Exercise aim :: Find "Output a JSON object describing" in the data below; transcribe the line it appears on and each line after it, exactly, to the end, and nothing else.

[Excerpt from a dataset]
****************

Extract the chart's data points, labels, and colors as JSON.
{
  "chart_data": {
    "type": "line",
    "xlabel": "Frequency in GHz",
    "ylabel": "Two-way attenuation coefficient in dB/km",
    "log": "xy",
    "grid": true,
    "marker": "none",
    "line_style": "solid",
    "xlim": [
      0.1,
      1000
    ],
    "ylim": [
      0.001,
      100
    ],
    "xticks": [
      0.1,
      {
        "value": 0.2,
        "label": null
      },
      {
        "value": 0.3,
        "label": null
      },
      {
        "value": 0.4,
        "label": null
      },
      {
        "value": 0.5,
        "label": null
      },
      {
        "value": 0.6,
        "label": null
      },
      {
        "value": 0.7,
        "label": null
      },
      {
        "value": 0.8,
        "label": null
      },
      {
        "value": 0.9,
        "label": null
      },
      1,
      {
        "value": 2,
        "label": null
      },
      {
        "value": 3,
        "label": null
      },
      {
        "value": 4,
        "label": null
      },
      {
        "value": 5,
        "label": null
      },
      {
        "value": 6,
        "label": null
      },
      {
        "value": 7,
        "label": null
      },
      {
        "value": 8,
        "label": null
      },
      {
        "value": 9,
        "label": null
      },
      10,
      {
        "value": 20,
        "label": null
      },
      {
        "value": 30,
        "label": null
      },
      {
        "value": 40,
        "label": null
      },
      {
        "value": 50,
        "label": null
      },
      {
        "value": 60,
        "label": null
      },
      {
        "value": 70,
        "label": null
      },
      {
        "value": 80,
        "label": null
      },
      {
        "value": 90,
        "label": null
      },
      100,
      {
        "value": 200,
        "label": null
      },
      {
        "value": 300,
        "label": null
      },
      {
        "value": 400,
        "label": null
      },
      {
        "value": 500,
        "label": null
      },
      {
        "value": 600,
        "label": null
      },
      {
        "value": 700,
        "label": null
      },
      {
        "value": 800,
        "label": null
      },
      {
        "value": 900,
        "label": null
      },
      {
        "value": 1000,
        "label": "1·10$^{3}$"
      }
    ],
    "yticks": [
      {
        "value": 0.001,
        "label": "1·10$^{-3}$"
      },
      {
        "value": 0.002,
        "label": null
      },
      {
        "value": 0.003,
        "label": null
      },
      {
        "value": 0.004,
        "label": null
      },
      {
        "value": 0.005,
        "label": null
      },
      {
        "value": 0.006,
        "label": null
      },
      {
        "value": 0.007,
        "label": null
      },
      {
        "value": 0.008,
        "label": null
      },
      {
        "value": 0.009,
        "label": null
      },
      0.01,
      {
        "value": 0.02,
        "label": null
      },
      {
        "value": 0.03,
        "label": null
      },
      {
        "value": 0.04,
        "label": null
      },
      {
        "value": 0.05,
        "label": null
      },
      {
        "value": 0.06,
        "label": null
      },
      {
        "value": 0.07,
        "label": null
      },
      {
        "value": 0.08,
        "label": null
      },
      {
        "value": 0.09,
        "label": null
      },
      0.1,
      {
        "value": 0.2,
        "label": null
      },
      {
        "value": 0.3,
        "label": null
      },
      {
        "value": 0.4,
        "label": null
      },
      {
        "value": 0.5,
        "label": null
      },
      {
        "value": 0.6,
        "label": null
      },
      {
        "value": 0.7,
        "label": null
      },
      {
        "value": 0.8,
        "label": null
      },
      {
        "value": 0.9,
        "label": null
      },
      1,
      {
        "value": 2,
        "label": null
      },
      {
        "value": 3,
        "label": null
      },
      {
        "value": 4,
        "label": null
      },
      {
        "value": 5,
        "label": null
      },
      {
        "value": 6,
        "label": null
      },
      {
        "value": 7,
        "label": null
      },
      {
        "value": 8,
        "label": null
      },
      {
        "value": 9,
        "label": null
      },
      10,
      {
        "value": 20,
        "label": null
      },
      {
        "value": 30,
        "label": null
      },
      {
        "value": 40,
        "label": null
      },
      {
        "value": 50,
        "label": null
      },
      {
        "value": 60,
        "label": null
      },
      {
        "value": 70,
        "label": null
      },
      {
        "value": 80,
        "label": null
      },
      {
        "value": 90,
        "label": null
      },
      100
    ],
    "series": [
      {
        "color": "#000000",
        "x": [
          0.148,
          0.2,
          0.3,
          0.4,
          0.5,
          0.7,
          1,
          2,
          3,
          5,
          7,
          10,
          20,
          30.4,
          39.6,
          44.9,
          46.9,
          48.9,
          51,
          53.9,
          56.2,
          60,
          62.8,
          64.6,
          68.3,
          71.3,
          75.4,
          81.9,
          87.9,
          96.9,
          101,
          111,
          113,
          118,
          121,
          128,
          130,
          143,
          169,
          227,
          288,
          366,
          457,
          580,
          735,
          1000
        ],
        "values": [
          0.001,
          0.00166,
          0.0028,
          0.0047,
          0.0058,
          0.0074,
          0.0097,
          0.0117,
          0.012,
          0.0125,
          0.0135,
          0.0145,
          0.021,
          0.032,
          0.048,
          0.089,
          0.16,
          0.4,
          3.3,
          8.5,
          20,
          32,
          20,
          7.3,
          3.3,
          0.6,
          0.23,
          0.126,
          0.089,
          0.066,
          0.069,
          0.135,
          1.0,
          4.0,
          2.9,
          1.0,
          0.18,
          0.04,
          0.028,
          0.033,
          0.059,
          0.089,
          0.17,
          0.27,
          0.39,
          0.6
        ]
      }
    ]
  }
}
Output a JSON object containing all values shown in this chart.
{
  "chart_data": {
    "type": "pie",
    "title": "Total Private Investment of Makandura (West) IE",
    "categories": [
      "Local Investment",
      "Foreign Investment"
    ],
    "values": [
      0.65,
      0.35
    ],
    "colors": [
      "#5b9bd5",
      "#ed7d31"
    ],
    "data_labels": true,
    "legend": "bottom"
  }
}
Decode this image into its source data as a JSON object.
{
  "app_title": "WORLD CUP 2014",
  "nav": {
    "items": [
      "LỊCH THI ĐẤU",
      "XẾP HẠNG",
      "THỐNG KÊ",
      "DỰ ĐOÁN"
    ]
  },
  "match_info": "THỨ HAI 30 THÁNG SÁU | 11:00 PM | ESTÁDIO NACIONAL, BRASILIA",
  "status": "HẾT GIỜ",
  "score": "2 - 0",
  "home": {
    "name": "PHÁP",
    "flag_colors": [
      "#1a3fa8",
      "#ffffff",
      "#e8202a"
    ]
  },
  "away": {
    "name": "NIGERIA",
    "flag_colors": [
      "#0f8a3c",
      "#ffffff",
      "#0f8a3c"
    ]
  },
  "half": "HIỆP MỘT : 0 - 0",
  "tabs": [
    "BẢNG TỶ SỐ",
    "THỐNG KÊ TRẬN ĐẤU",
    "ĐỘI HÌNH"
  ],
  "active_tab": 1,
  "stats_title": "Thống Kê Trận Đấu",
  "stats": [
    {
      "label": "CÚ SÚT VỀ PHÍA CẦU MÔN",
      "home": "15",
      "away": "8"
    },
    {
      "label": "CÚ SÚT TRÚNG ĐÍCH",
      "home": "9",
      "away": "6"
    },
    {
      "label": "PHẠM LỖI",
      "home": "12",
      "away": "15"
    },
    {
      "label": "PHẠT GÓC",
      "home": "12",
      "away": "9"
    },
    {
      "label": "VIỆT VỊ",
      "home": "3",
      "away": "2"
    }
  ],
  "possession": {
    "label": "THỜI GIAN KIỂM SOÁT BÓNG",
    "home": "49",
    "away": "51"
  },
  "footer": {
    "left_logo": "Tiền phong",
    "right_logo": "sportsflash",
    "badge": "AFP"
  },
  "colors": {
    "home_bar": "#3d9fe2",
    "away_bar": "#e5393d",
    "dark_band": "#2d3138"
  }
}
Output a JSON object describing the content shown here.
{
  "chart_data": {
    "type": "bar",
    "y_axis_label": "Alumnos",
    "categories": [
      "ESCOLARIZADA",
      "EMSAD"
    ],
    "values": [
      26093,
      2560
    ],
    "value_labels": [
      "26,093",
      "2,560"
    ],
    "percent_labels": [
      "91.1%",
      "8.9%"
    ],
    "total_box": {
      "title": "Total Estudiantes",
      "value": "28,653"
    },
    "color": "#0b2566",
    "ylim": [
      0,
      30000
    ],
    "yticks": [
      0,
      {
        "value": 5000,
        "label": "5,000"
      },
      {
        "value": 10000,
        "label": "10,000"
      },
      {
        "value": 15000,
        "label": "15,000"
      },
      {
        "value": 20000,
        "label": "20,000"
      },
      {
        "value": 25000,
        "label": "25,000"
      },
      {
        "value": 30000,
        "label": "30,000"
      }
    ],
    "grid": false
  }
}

****************

Exercise result ::
Output a JSON object describing the content shown here.
{
  "chart_data": {
    "type": "bar",
    "y_axis_label": "Alumnos",
    "categories": [
      "ESCOLARIZADA",
      "EMSAD"
    ],
    "values": [
      26093,
      2560
    ],
    "value_labels": [
      "26,093",
      "2,560"
    ],
    "percent_labels": [
      "91.1%",
      "8.9%"
    ],
    "total_box": {
      "title": "Total Estudiantes",
      "value": "28,653"
    },
    "color": "#0b2566",
    "ylim": [
      0,
      30000
    ],
    "yticks": [
      0,
      {
        "value": 5000,
        "label": "5,000"
      },
      {
        "value": 10000,
        "label": "10,000"
      },
      {
        "value": 15000,
        "label": "15,000"
      },
      {
        "value": 20000,
        "label": "20,000"
      },
      {
        "value": 25000,
        "label": "25,000"
      },
      {
        "value": 30000,
        "label": "30,000"
      }
    ],
    "grid": false
  }
}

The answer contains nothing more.